Supplied entries start

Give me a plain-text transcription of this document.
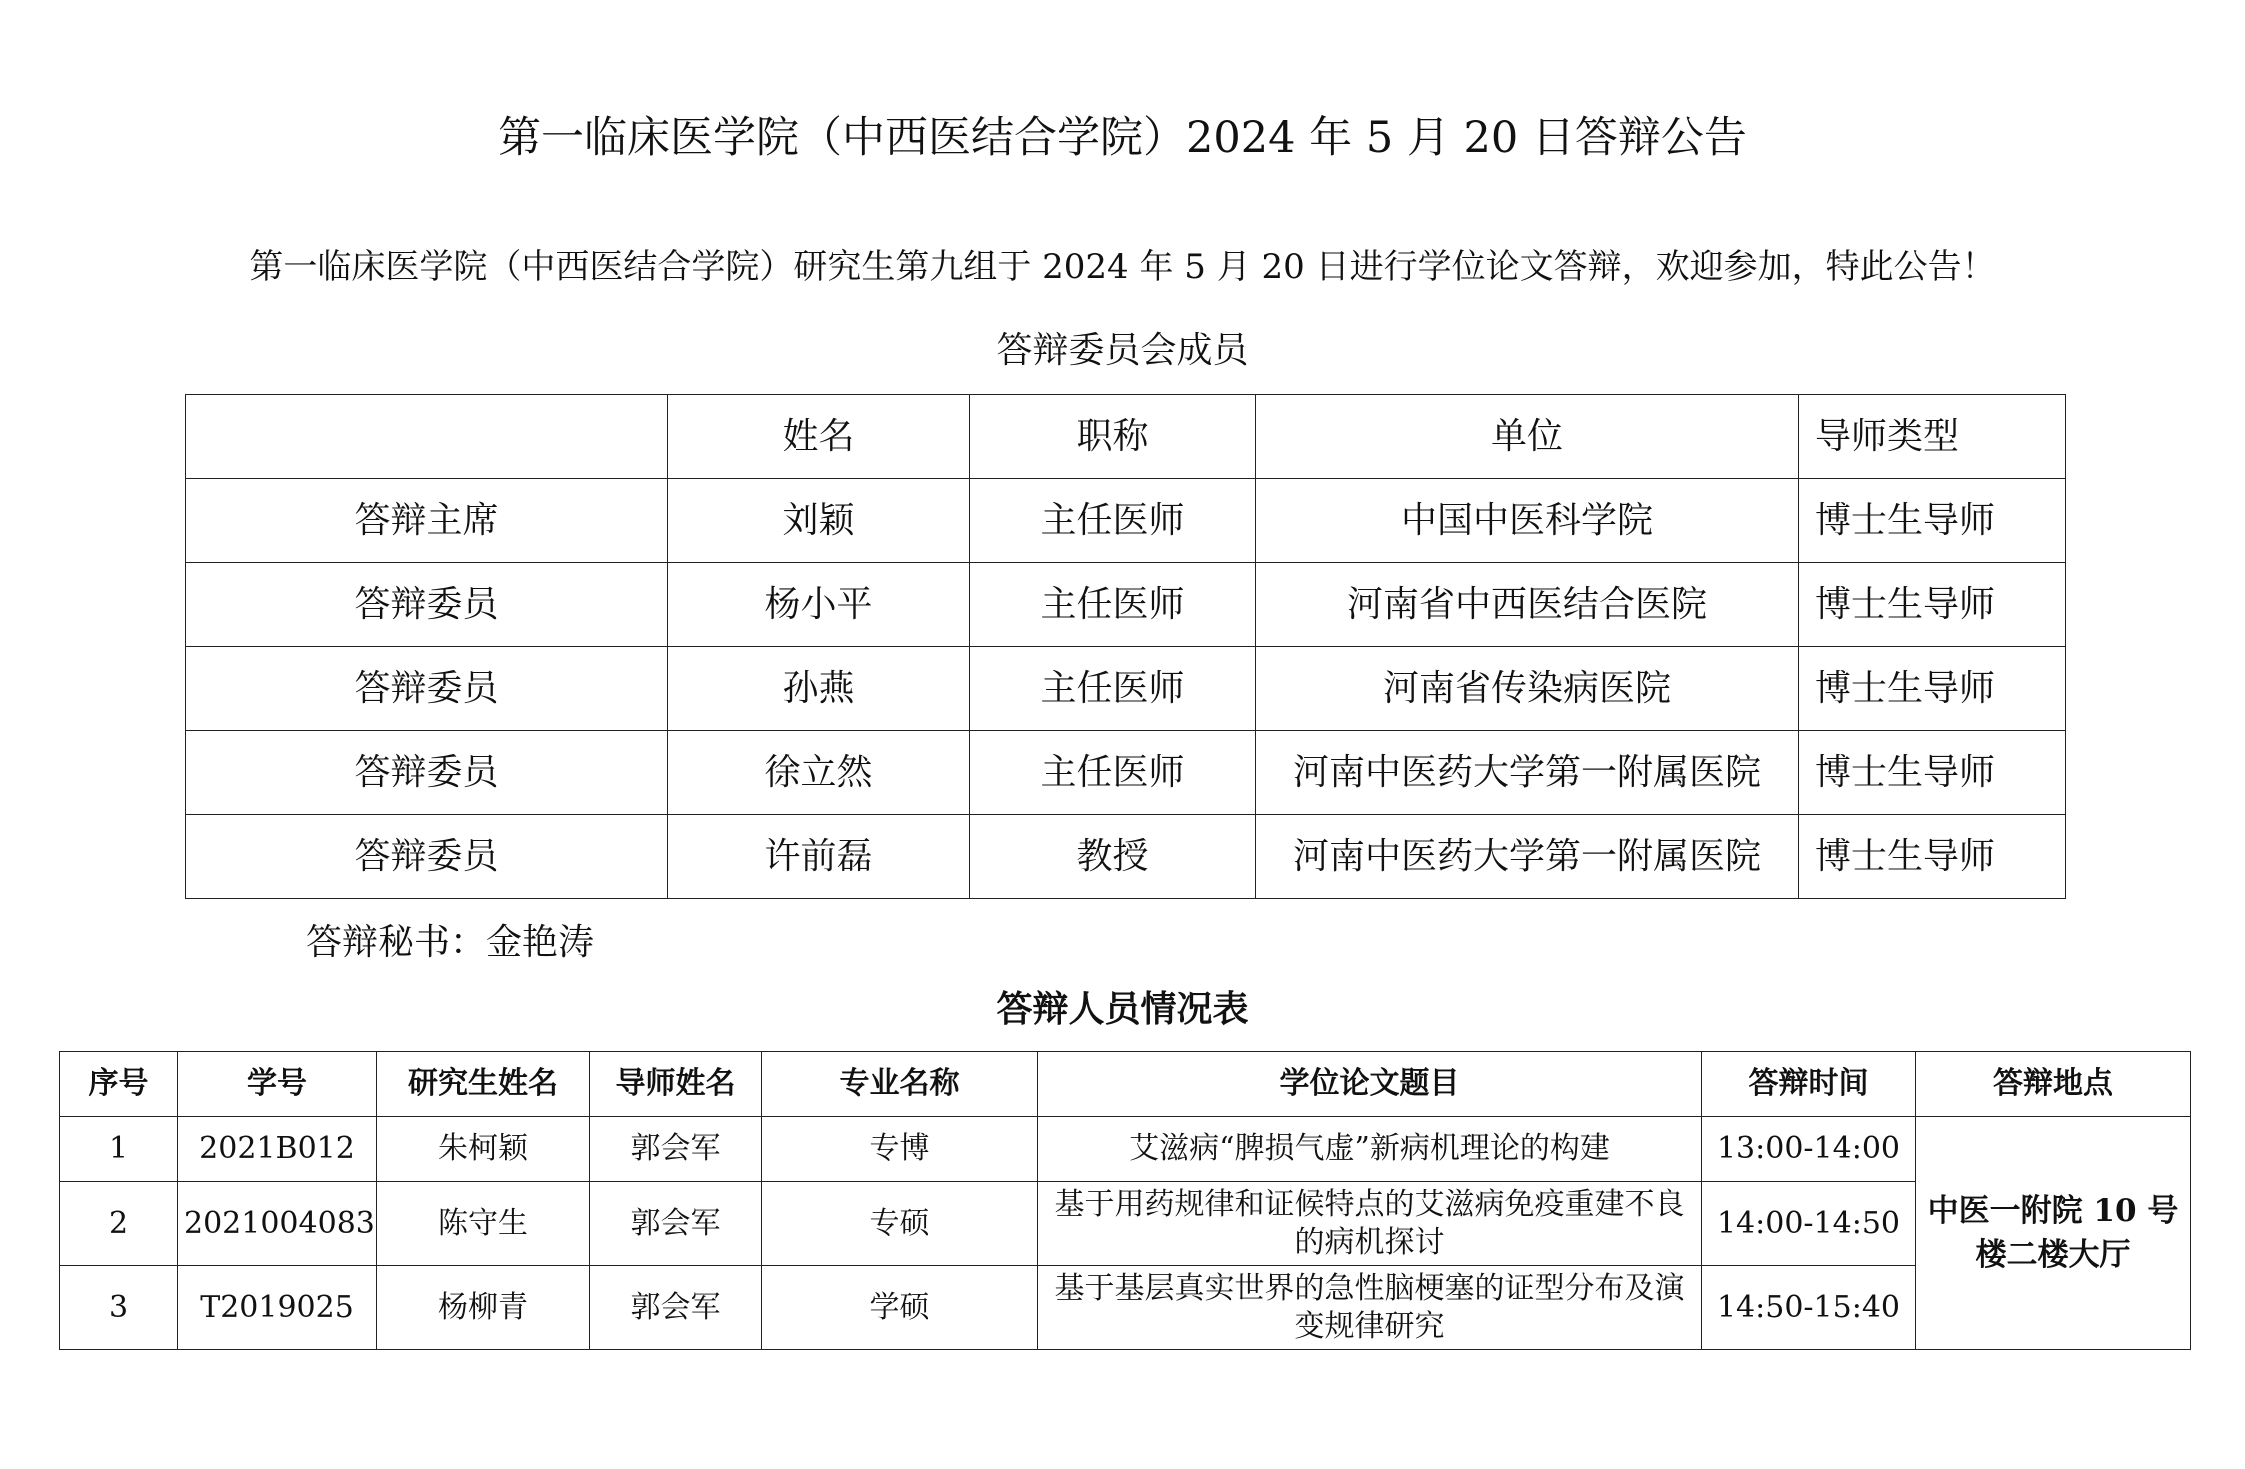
第一临床医学院（中西医结合学院）2024 年 5 月 20 日答辩公告
第一临床医学院（中西医结合学院）研究生第九组于 2024 年 5 月 20 日进行学位论文答辩，欢迎参加，特此公告！
答辩委员会成员
	姓名	职称	单位	导师类型
答辩主席	刘颖	主任医师	中国中医科学院	博士生导师
答辩委员	杨小平	主任医师	河南省中西医结合医院	博士生导师
答辩委员	孙燕	主任医师	河南省传染病医院	博士生导师
答辩委员	徐立然	主任医师	河南中医药大学第一附属医院	博士生导师
答辩委员	许前磊	教授	河南中医药大学第一附属医院	博士生导师
答辩秘书：金艳涛
答辩人员情况表
序号	学号	研究生姓名	导师姓名	专业名称	学位论文题目	答辩时间	答辩地点
1	2021B012	朱柯颖	郭会军	专博	艾滋病“脾损气虚”新病机理论的构建	13:00-14:00	中医一附院 10 号楼二楼大厅
2	2021004083	陈守生	郭会军	专硕	基于用药规律和证候特点的艾滋病免疫重建不良的病机探讨	14:00-14:50	
3	T2019025	杨柳青	郭会军	学硕	基于基层真实世界的急性脑梗塞的证型分布及演变规律研究	14:50-15:40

Supplied entries end

Brief — Quote the records above exactly, leaving out any pictures.

Solution to this exercise —
Give me a plain-text transcription of this document.
第一临床医学院（中西医结合学院）2024 年 5 月 20 日答辩公告
第一临床医学院（中西医结合学院）研究生第九组于 2024 年 5 月 20 日进行学位论文答辩，欢迎参加，特此公告！
答辩委员会成员
	姓名	职称	单位	导师类型
答辩主席	刘颖	主任医师	中国中医科学院	博士生导师
答辩委员	杨小平	主任医师	河南省中西医结合医院	博士生导师
答辩委员	孙燕	主任医师	河南省传染病医院	博士生导师
答辩委员	徐立然	主任医师	河南中医药大学第一附属医院	博士生导师
答辩委员	许前磊	教授	河南中医药大学第一附属医院	博士生导师
答辩秘书：金艳涛
答辩人员情况表
序号	学号	研究生姓名	导师姓名	专业名称	学位论文题目	答辩时间	答辩地点
1	2021B012	朱柯颖	郭会军	专博	艾滋病“脾损气虚”新病机理论的构建	13:00-14:00	中医一附院 10 号楼二楼大厅
2	2021004083	陈守生	郭会军	专硕	基于用药规律和证候特点的艾滋病免疫重建不良的病机探讨	14:00-14:50	
3	T2019025	杨柳青	郭会军	学硕	基于基层真实世界的急性脑梗塞的证型分布及演变规律研究	14:50-15:40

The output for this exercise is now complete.